- _Given task_
Give the listing below again in full, exactly as written.

- _Data for the task_
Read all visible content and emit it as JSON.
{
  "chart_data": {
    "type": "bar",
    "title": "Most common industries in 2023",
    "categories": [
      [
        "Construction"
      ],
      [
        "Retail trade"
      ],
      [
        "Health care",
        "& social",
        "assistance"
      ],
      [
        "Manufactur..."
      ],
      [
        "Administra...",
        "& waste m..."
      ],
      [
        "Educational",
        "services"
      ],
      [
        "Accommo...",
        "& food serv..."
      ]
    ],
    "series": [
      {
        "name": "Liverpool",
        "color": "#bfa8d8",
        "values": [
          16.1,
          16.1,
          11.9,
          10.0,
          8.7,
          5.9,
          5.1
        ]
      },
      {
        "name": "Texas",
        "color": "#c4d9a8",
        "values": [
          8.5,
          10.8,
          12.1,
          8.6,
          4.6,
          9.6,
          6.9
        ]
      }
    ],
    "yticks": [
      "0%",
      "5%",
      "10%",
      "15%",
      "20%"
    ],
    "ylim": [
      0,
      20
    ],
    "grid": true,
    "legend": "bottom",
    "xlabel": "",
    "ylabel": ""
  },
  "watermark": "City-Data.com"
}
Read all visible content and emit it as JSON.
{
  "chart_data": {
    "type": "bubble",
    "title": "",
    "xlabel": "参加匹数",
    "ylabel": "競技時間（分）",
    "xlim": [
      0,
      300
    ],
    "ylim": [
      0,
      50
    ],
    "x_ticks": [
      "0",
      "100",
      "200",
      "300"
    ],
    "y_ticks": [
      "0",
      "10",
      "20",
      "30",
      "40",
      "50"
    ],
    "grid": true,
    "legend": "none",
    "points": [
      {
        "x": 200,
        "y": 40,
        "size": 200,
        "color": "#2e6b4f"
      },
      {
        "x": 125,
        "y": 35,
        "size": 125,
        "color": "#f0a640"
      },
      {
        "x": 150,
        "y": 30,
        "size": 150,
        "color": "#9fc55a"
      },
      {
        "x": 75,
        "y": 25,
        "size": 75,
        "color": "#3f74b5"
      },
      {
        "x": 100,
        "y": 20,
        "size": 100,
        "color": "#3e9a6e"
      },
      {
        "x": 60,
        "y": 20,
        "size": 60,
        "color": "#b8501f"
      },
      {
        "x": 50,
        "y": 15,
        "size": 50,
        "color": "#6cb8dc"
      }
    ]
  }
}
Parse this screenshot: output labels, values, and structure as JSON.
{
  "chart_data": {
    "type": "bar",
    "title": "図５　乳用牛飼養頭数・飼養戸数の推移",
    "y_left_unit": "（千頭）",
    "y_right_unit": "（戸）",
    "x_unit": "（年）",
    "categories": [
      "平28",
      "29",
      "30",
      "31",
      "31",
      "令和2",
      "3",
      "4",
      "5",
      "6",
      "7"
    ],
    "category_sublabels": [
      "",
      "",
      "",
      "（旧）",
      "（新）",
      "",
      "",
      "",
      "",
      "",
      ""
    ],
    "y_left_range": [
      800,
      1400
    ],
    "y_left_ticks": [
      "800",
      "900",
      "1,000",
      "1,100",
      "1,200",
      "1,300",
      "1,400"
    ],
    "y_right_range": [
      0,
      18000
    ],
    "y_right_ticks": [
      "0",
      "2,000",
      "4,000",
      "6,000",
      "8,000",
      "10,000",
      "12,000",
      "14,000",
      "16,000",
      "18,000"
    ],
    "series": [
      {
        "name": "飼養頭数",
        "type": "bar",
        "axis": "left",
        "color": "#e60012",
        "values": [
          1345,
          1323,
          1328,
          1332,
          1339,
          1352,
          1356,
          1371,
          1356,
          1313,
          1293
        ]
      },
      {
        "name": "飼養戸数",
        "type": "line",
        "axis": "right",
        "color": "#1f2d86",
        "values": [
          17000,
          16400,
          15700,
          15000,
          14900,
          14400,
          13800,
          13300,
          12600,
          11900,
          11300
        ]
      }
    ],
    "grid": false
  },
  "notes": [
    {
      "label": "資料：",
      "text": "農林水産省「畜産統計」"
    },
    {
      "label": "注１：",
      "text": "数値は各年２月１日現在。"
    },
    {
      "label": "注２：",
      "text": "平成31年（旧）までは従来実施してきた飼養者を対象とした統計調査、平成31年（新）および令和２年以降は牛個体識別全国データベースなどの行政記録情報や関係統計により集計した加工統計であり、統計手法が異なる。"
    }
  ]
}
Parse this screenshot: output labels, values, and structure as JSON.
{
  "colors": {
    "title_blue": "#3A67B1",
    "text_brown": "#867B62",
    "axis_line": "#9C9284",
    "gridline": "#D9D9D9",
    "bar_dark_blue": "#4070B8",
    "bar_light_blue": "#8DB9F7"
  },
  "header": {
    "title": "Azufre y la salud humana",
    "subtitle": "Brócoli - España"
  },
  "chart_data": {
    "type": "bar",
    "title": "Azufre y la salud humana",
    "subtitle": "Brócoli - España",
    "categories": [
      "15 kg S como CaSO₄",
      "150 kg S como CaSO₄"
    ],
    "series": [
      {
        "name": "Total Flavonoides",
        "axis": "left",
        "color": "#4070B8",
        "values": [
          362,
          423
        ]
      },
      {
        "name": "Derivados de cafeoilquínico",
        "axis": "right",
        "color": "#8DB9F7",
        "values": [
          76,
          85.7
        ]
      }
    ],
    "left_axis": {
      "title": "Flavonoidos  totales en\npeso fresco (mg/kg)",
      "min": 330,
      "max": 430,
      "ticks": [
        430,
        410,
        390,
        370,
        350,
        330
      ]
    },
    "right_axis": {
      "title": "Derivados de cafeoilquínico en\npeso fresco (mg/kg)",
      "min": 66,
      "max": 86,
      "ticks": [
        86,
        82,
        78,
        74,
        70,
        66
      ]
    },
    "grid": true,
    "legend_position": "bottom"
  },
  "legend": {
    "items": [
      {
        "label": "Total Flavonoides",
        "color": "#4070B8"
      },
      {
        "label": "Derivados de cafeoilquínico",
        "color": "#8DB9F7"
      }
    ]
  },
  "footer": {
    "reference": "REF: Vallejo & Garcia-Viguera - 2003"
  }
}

- _Solution to the exercise_
Read all visible content and emit it as JSON.
{
  "chart_data": {
    "type": "bar",
    "title": "Most common industries in 2023",
    "categories": [
      [
        "Construction"
      ],
      [
        "Retail trade"
      ],
      [
        "Health care",
        "& social",
        "assistance"
      ],
      [
        "Manufactur..."
      ],
      [
        "Administra...",
        "& waste m..."
      ],
      [
        "Educational",
        "services"
      ],
      [
        "Accommo...",
        "& food serv..."
      ]
    ],
    "series": [
      {
        "name": "Liverpool",
        "color": "#bfa8d8",
        "values": [
          16.1,
          16.1,
          11.9,
          10.0,
          8.7,
          5.9,
          5.1
        ]
      },
      {
        "name": "Texas",
        "color": "#c4d9a8",
        "values": [
          8.5,
          10.8,
          12.1,
          8.6,
          4.6,
          9.6,
          6.9
        ]
      }
    ],
    "yticks": [
      "0%",
      "5%",
      "10%",
      "15%",
      "20%"
    ],
    "ylim": [
      0,
      20
    ],
    "grid": true,
    "legend": "bottom",
    "xlabel": "",
    "ylabel": ""
  },
  "watermark": "City-Data.com"
}
Read all visible content and emit it as JSON.
{
  "chart_data": {
    "type": "bubble",
    "title": "",
    "xlabel": "参加匹数",
    "ylabel": "競技時間（分）",
    "xlim": [
      0,
      300
    ],
    "ylim": [
      0,
      50
    ],
    "x_ticks": [
      "0",
      "100",
      "200",
      "300"
    ],
    "y_ticks": [
      "0",
      "10",
      "20",
      "30",
      "40",
      "50"
    ],
    "grid": true,
    "legend": "none",
    "points": [
      {
        "x": 200,
        "y": 40,
        "size": 200,
        "color": "#2e6b4f"
      },
      {
        "x": 125,
        "y": 35,
        "size": 125,
        "color": "#f0a640"
      },
      {
        "x": 150,
        "y": 30,
        "size": 150,
        "color": "#9fc55a"
      },
      {
        "x": 75,
        "y": 25,
        "size": 75,
        "color": "#3f74b5"
      },
      {
        "x": 100,
        "y": 20,
        "size": 100,
        "color": "#3e9a6e"
      },
      {
        "x": 60,
        "y": 20,
        "size": 60,
        "color": "#b8501f"
      },
      {
        "x": 50,
        "y": 15,
        "size": 50,
        "color": "#6cb8dc"
      }
    ]
  }
}
Parse this screenshot: output labels, values, and structure as JSON.
{
  "chart_data": {
    "type": "bar",
    "title": "図５　乳用牛飼養頭数・飼養戸数の推移",
    "y_left_unit": "（千頭）",
    "y_right_unit": "（戸）",
    "x_unit": "（年）",
    "categories": [
      "平28",
      "29",
      "30",
      "31",
      "31",
      "令和2",
      "3",
      "4",
      "5",
      "6",
      "7"
    ],
    "category_sublabels": [
      "",
      "",
      "",
      "（旧）",
      "（新）",
      "",
      "",
      "",
      "",
      "",
      ""
    ],
    "y_left_range": [
      800,
      1400
    ],
    "y_left_ticks": [
      "800",
      "900",
      "1,000",
      "1,100",
      "1,200",
      "1,300",
      "1,400"
    ],
    "y_right_range": [
      0,
      18000
    ],
    "y_right_ticks": [
      "0",
      "2,000",
      "4,000",
      "6,000",
      "8,000",
      "10,000",
      "12,000",
      "14,000",
      "16,000",
      "18,000"
    ],
    "series": [
      {
        "name": "飼養頭数",
        "type": "bar",
        "axis": "left",
        "color": "#e60012",
        "values": [
          1345,
          1323,
          1328,
          1332,
          1339,
          1352,
          1356,
          1371,
          1356,
          1313,
          1293
        ]
      },
      {
        "name": "飼養戸数",
        "type": "line",
        "axis": "right",
        "color": "#1f2d86",
        "values": [
          17000,
          16400,
          15700,
          15000,
          14900,
          14400,
          13800,
          13300,
          12600,
          11900,
          11300
        ]
      }
    ],
    "grid": false
  },
  "notes": [
    {
      "label": "資料：",
      "text": "農林水産省「畜産統計」"
    },
    {
      "label": "注１：",
      "text": "数値は各年２月１日現在。"
    },
    {
      "label": "注２：",
      "text": "平成31年（旧）までは従来実施してきた飼養者を対象とした統計調査、平成31年（新）および令和２年以降は牛個体識別全国データベースなどの行政記録情報や関係統計により集計した加工統計であり、統計手法が異なる。"
    }
  ]
}
Parse this screenshot: output labels, values, and structure as JSON.
{
  "colors": {
    "title_blue": "#3A67B1",
    "text_brown": "#867B62",
    "axis_line": "#9C9284",
    "gridline": "#D9D9D9",
    "bar_dark_blue": "#4070B8",
    "bar_light_blue": "#8DB9F7"
  },
  "header": {
    "title": "Azufre y la salud humana",
    "subtitle": "Brócoli - España"
  },
  "chart_data": {
    "type": "bar",
    "title": "Azufre y la salud humana",
    "subtitle": "Brócoli - España",
    "categories": [
      "15 kg S como CaSO₄",
      "150 kg S como CaSO₄"
    ],
    "series": [
      {
        "name": "Total Flavonoides",
        "axis": "left",
        "color": "#4070B8",
        "values": [
          362,
          423
        ]
      },
      {
        "name": "Derivados de cafeoilquínico",
        "axis": "right",
        "color": "#8DB9F7",
        "values": [
          76,
          85.7
        ]
      }
    ],
    "left_axis": {
      "title": "Flavonoidos  totales en\npeso fresco (mg/kg)",
      "min": 330,
      "max": 430,
      "ticks": [
        430,
        410,
        390,
        370,
        350,
        330
      ]
    },
    "right_axis": {
      "title": "Derivados de cafeoilquínico en\npeso fresco (mg/kg)",
      "min": 66,
      "max": 86,
      "ticks": [
        86,
        82,
        78,
        74,
        70,
        66
      ]
    },
    "grid": true,
    "legend_position": "bottom"
  },
  "legend": {
    "items": [
      {
        "label": "Total Flavonoides",
        "color": "#4070B8"
      },
      {
        "label": "Derivados de cafeoilquínico",
        "color": "#8DB9F7"
      }
    ]
  },
  "footer": {
    "reference": "REF: Vallejo & Garcia-Viguera - 2003"
  }
}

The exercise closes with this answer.